Set problem
Beginning with the line that contains "Decode this image", copy each subsequent line of the data below through the last one, including both ends but not the pictures.
== Working data
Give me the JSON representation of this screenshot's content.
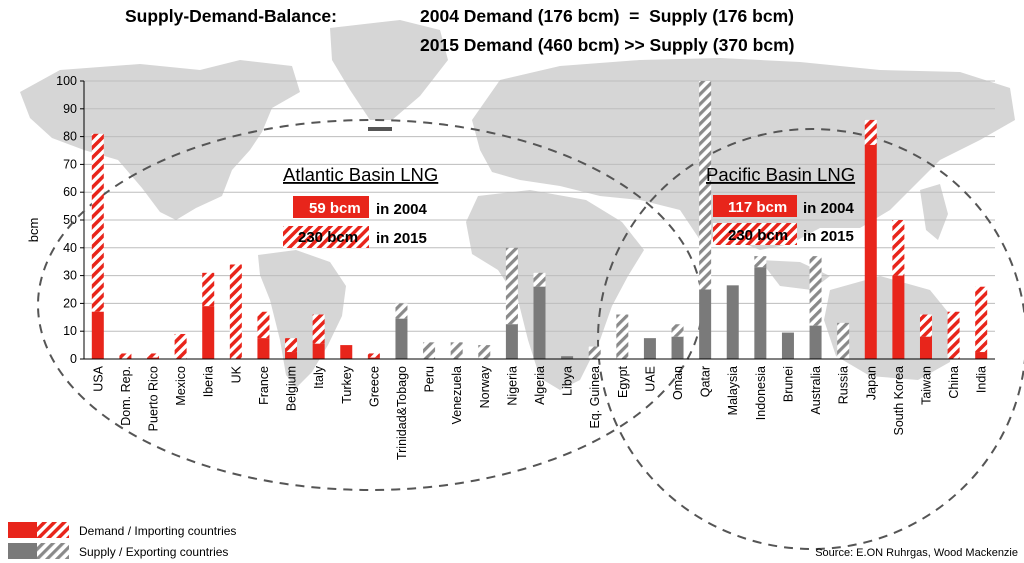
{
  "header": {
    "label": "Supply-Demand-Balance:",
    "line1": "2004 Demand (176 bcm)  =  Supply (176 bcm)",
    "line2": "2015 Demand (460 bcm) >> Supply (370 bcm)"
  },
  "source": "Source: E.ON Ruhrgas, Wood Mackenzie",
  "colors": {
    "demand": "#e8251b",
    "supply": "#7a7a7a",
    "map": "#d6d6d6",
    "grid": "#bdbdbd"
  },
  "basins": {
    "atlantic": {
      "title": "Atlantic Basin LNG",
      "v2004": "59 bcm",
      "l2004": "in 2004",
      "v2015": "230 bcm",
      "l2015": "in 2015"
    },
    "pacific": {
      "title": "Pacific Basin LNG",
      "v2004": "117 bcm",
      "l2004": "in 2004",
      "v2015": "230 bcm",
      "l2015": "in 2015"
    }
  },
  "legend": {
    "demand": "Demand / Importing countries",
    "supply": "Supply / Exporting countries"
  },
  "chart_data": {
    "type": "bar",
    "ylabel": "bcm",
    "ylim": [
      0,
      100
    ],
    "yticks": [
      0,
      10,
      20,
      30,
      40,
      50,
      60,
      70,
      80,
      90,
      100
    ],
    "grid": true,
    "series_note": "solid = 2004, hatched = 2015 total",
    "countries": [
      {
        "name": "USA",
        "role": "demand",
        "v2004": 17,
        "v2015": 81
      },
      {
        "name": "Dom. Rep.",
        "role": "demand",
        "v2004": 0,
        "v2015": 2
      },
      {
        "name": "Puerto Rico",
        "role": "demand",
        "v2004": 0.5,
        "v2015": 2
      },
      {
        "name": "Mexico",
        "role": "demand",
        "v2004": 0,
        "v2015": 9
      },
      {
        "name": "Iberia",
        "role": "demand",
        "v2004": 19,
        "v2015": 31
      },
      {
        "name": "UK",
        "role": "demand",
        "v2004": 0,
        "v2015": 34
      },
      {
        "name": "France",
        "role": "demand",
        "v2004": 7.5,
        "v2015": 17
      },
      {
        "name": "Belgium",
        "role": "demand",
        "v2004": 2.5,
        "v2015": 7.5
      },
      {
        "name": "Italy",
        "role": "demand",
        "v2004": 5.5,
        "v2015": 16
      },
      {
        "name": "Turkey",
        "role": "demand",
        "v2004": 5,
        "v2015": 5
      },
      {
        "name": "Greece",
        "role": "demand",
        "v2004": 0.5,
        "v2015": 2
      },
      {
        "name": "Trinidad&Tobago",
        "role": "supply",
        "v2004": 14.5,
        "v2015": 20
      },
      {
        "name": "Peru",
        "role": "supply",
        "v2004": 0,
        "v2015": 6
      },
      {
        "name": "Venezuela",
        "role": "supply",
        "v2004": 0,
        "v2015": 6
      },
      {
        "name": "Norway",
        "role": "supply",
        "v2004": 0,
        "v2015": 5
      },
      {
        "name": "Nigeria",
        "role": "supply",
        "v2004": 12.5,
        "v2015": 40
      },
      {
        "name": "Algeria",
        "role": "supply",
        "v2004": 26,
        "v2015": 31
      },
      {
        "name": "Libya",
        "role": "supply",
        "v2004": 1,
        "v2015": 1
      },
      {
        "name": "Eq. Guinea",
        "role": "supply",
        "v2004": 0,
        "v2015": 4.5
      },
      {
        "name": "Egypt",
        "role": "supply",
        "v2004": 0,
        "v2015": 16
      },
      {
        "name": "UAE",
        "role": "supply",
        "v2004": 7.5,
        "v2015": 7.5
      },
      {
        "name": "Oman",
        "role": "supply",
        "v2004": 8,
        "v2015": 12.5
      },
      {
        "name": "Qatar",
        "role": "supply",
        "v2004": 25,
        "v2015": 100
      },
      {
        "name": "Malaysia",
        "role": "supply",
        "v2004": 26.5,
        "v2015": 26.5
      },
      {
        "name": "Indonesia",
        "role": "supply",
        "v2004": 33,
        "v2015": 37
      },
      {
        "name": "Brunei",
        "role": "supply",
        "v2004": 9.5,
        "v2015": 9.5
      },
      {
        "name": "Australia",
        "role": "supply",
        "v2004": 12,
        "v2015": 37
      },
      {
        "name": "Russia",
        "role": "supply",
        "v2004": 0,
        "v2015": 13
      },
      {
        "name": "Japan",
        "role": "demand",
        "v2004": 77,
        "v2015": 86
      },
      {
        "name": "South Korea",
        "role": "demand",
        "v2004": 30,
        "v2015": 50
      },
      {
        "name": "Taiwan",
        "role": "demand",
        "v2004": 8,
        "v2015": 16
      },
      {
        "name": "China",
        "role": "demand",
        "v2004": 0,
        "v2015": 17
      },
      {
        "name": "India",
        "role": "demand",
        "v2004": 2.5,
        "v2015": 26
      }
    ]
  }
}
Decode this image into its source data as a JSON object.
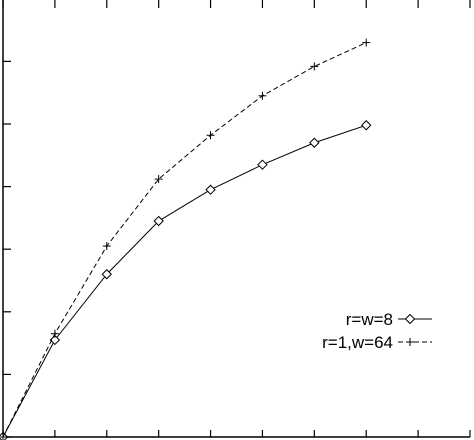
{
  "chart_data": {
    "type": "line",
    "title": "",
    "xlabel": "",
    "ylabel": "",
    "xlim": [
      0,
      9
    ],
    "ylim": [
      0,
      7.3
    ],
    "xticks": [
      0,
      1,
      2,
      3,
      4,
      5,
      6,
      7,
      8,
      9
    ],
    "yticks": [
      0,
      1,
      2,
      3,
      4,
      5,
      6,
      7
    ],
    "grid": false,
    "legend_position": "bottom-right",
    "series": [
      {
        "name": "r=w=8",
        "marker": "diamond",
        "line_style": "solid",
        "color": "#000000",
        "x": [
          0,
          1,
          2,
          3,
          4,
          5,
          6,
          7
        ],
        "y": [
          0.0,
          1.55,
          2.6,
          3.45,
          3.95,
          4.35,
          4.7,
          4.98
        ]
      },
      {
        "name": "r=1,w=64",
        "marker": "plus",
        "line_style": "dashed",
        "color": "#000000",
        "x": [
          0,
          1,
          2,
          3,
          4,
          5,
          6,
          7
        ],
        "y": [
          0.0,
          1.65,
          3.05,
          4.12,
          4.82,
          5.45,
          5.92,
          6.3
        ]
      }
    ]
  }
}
====
Expected answer
Decode this image into its source data as a JSON object.
{
  "chart_data": {
    "type": "line",
    "title": "",
    "xlabel": "",
    "ylabel": "",
    "xlim": [
      0,
      9
    ],
    "ylim": [
      0,
      7.3
    ],
    "xticks": [
      0,
      1,
      2,
      3,
      4,
      5,
      6,
      7,
      8,
      9
    ],
    "yticks": [
      0,
      1,
      2,
      3,
      4,
      5,
      6,
      7
    ],
    "grid": false,
    "legend_position": "bottom-right",
    "series": [
      {
        "name": "r=w=8",
        "marker": "diamond",
        "line_style": "solid",
        "color": "#000000",
        "x": [
          0,
          1,
          2,
          3,
          4,
          5,
          6,
          7
        ],
        "y": [
          0.0,
          1.55,
          2.6,
          3.45,
          3.95,
          4.35,
          4.7,
          4.98
        ]
      },
      {
        "name": "r=1,w=64",
        "marker": "plus",
        "line_style": "dashed",
        "color": "#000000",
        "x": [
          0,
          1,
          2,
          3,
          4,
          5,
          6,
          7
        ],
        "y": [
          0.0,
          1.65,
          3.05,
          4.12,
          4.82,
          5.45,
          5.92,
          6.3
        ]
      }
    ]
  }
}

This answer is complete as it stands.